(Stored data)
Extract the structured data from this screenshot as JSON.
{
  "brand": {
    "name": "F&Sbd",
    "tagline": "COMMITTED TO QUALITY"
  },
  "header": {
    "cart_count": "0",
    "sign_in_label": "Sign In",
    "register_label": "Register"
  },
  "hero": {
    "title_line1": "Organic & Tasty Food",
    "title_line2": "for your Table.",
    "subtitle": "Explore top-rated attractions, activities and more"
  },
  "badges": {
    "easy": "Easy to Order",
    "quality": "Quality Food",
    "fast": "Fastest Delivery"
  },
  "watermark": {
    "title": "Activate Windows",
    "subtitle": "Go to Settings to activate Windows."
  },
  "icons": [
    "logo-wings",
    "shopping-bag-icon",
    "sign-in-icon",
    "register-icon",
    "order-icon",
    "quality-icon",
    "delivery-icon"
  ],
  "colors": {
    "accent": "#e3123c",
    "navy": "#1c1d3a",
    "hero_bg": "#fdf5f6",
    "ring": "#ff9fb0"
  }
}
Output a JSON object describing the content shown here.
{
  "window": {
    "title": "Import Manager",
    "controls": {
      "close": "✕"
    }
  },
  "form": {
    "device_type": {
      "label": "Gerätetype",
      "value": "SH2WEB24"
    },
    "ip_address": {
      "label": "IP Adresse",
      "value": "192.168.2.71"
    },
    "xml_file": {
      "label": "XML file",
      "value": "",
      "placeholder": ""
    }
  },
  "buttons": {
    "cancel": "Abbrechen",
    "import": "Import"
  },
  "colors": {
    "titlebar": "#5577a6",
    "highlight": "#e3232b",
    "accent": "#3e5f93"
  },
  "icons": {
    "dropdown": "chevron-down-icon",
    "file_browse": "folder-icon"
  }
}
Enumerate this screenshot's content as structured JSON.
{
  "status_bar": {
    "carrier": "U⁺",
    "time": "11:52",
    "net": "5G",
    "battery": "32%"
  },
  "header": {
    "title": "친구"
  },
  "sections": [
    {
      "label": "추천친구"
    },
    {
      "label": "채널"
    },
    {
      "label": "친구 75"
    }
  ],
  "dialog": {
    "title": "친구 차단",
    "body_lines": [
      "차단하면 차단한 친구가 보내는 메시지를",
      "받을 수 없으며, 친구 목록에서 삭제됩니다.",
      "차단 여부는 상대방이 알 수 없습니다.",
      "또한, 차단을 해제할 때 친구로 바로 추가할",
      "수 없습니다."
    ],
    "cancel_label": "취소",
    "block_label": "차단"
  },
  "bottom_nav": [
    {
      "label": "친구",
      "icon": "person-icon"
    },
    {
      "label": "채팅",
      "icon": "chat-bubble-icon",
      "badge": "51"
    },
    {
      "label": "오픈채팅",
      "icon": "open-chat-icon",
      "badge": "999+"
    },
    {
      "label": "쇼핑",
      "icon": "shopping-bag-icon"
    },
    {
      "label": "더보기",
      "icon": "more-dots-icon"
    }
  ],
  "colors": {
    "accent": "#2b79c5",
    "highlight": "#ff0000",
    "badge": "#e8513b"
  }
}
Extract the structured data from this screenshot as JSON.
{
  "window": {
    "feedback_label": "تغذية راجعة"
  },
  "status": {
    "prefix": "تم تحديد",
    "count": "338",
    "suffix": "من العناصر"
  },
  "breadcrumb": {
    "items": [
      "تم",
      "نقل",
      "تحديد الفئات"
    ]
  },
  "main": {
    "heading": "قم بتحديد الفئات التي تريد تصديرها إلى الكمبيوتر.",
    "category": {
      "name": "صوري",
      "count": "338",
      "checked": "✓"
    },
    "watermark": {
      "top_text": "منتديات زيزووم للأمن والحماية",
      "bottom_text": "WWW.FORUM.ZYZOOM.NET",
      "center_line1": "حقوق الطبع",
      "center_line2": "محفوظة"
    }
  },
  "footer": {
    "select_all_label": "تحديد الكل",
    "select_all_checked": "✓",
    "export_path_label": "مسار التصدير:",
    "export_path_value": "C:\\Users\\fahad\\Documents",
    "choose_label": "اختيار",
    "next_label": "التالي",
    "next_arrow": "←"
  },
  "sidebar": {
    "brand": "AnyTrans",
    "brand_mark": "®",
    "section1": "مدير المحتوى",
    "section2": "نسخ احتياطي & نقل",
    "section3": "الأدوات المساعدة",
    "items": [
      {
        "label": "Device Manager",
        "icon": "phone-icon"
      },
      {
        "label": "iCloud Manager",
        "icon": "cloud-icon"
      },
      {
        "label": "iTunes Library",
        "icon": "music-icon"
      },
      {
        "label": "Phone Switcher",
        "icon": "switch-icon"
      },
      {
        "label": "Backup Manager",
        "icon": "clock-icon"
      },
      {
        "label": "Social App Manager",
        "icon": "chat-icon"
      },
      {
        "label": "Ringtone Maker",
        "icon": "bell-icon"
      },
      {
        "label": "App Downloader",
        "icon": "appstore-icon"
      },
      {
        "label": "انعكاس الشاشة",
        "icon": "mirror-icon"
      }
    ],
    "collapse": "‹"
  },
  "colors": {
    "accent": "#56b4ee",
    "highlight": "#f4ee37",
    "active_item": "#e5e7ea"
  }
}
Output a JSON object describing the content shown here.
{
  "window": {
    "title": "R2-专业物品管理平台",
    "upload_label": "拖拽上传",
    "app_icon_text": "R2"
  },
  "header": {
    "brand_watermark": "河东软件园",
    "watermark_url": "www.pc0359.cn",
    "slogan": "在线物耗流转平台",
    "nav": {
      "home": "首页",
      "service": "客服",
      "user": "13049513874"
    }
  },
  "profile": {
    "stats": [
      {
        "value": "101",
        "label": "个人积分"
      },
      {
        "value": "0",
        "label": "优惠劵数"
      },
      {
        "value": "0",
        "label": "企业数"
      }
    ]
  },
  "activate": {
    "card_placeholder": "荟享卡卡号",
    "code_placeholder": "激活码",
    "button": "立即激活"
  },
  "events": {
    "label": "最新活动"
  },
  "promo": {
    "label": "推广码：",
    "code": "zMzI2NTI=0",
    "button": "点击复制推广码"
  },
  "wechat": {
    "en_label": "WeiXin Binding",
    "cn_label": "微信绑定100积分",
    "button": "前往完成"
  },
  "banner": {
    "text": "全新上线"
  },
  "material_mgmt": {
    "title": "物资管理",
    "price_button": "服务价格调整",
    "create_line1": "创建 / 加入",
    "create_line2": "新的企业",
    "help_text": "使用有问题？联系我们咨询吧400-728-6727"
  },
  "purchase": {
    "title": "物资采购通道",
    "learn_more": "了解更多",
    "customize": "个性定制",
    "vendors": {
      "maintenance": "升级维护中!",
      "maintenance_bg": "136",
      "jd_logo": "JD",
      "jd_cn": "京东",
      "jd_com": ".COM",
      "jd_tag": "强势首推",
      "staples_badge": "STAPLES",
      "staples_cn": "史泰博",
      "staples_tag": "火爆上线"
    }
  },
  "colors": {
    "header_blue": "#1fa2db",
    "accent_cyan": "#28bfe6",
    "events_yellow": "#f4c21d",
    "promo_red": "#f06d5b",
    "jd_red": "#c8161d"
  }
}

> WRITTEN REQUEST:
Repeat the data precisely, line by line.

> RESULT FOR THIS TASK:
Extract the structured data from this screenshot as JSON.
{
  "brand": {
    "name": "F&Sbd",
    "tagline": "COMMITTED TO QUALITY"
  },
  "header": {
    "cart_count": "0",
    "sign_in_label": "Sign In",
    "register_label": "Register"
  },
  "hero": {
    "title_line1": "Organic & Tasty Food",
    "title_line2": "for your Table.",
    "subtitle": "Explore top-rated attractions, activities and more"
  },
  "badges": {
    "easy": "Easy to Order",
    "quality": "Quality Food",
    "fast": "Fastest Delivery"
  },
  "watermark": {
    "title": "Activate Windows",
    "subtitle": "Go to Settings to activate Windows."
  },
  "icons": [
    "logo-wings",
    "shopping-bag-icon",
    "sign-in-icon",
    "register-icon",
    "order-icon",
    "quality-icon",
    "delivery-icon"
  ],
  "colors": {
    "accent": "#e3123c",
    "navy": "#1c1d3a",
    "hero_bg": "#fdf5f6",
    "ring": "#ff9fb0"
  }
}
Output a JSON object describing the content shown here.
{
  "window": {
    "title": "Import Manager",
    "controls": {
      "close": "✕"
    }
  },
  "form": {
    "device_type": {
      "label": "Gerätetype",
      "value": "SH2WEB24"
    },
    "ip_address": {
      "label": "IP Adresse",
      "value": "192.168.2.71"
    },
    "xml_file": {
      "label": "XML file",
      "value": "",
      "placeholder": ""
    }
  },
  "buttons": {
    "cancel": "Abbrechen",
    "import": "Import"
  },
  "colors": {
    "titlebar": "#5577a6",
    "highlight": "#e3232b",
    "accent": "#3e5f93"
  },
  "icons": {
    "dropdown": "chevron-down-icon",
    "file_browse": "folder-icon"
  }
}
Enumerate this screenshot's content as structured JSON.
{
  "status_bar": {
    "carrier": "U⁺",
    "time": "11:52",
    "net": "5G",
    "battery": "32%"
  },
  "header": {
    "title": "친구"
  },
  "sections": [
    {
      "label": "추천친구"
    },
    {
      "label": "채널"
    },
    {
      "label": "친구 75"
    }
  ],
  "dialog": {
    "title": "친구 차단",
    "body_lines": [
      "차단하면 차단한 친구가 보내는 메시지를",
      "받을 수 없으며, 친구 목록에서 삭제됩니다.",
      "차단 여부는 상대방이 알 수 없습니다.",
      "또한, 차단을 해제할 때 친구로 바로 추가할",
      "수 없습니다."
    ],
    "cancel_label": "취소",
    "block_label": "차단"
  },
  "bottom_nav": [
    {
      "label": "친구",
      "icon": "person-icon"
    },
    {
      "label": "채팅",
      "icon": "chat-bubble-icon",
      "badge": "51"
    },
    {
      "label": "오픈채팅",
      "icon": "open-chat-icon",
      "badge": "999+"
    },
    {
      "label": "쇼핑",
      "icon": "shopping-bag-icon"
    },
    {
      "label": "더보기",
      "icon": "more-dots-icon"
    }
  ],
  "colors": {
    "accent": "#2b79c5",
    "highlight": "#ff0000",
    "badge": "#e8513b"
  }
}
Extract the structured data from this screenshot as JSON.
{
  "window": {
    "feedback_label": "تغذية راجعة"
  },
  "status": {
    "prefix": "تم تحديد",
    "count": "338",
    "suffix": "من العناصر"
  },
  "breadcrumb": {
    "items": [
      "تم",
      "نقل",
      "تحديد الفئات"
    ]
  },
  "main": {
    "heading": "قم بتحديد الفئات التي تريد تصديرها إلى الكمبيوتر.",
    "category": {
      "name": "صوري",
      "count": "338",
      "checked": "✓"
    },
    "watermark": {
      "top_text": "منتديات زيزووم للأمن والحماية",
      "bottom_text": "WWW.FORUM.ZYZOOM.NET",
      "center_line1": "حقوق الطبع",
      "center_line2": "محفوظة"
    }
  },
  "footer": {
    "select_all_label": "تحديد الكل",
    "select_all_checked": "✓",
    "export_path_label": "مسار التصدير:",
    "export_path_value": "C:\\Users\\fahad\\Documents",
    "choose_label": "اختيار",
    "next_label": "التالي",
    "next_arrow": "←"
  },
  "sidebar": {
    "brand": "AnyTrans",
    "brand_mark": "®",
    "section1": "مدير المحتوى",
    "section2": "نسخ احتياطي & نقل",
    "section3": "الأدوات المساعدة",
    "items": [
      {
        "label": "Device Manager",
        "icon": "phone-icon"
      },
      {
        "label": "iCloud Manager",
        "icon": "cloud-icon"
      },
      {
        "label": "iTunes Library",
        "icon": "music-icon"
      },
      {
        "label": "Phone Switcher",
        "icon": "switch-icon"
      },
      {
        "label": "Backup Manager",
        "icon": "clock-icon"
      },
      {
        "label": "Social App Manager",
        "icon": "chat-icon"
      },
      {
        "label": "Ringtone Maker",
        "icon": "bell-icon"
      },
      {
        "label": "App Downloader",
        "icon": "appstore-icon"
      },
      {
        "label": "انعكاس الشاشة",
        "icon": "mirror-icon"
      }
    ],
    "collapse": "‹"
  },
  "colors": {
    "accent": "#56b4ee",
    "highlight": "#f4ee37",
    "active_item": "#e5e7ea"
  }
}
Output a JSON object describing the content shown here.
{
  "window": {
    "title": "R2-专业物品管理平台",
    "upload_label": "拖拽上传",
    "app_icon_text": "R2"
  },
  "header": {
    "brand_watermark": "河东软件园",
    "watermark_url": "www.pc0359.cn",
    "slogan": "在线物耗流转平台",
    "nav": {
      "home": "首页",
      "service": "客服",
      "user": "13049513874"
    }
  },
  "profile": {
    "stats": [
      {
        "value": "101",
        "label": "个人积分"
      },
      {
        "value": "0",
        "label": "优惠劵数"
      },
      {
        "value": "0",
        "label": "企业数"
      }
    ]
  },
  "activate": {
    "card_placeholder": "荟享卡卡号",
    "code_placeholder": "激活码",
    "button": "立即激活"
  },
  "events": {
    "label": "最新活动"
  },
  "promo": {
    "label": "推广码：",
    "code": "zMzI2NTI=0",
    "button": "点击复制推广码"
  },
  "wechat": {
    "en_label": "WeiXin Binding",
    "cn_label": "微信绑定100积分",
    "button": "前往完成"
  },
  "banner": {
    "text": "全新上线"
  },
  "material_mgmt": {
    "title": "物资管理",
    "price_button": "服务价格调整",
    "create_line1": "创建 / 加入",
    "create_line2": "新的企业",
    "help_text": "使用有问题？联系我们咨询吧400-728-6727"
  },
  "purchase": {
    "title": "物资采购通道",
    "learn_more": "了解更多",
    "customize": "个性定制",
    "vendors": {
      "maintenance": "升级维护中!",
      "maintenance_bg": "136",
      "jd_logo": "JD",
      "jd_cn": "京东",
      "jd_com": ".COM",
      "jd_tag": "强势首推",
      "staples_badge": "STAPLES",
      "staples_cn": "史泰博",
      "staples_tag": "火爆上线"
    }
  },
  "colors": {
    "header_blue": "#1fa2db",
    "accent_cyan": "#28bfe6",
    "events_yellow": "#f4c21d",
    "promo_red": "#f06d5b",
    "jd_red": "#c8161d"
  }
}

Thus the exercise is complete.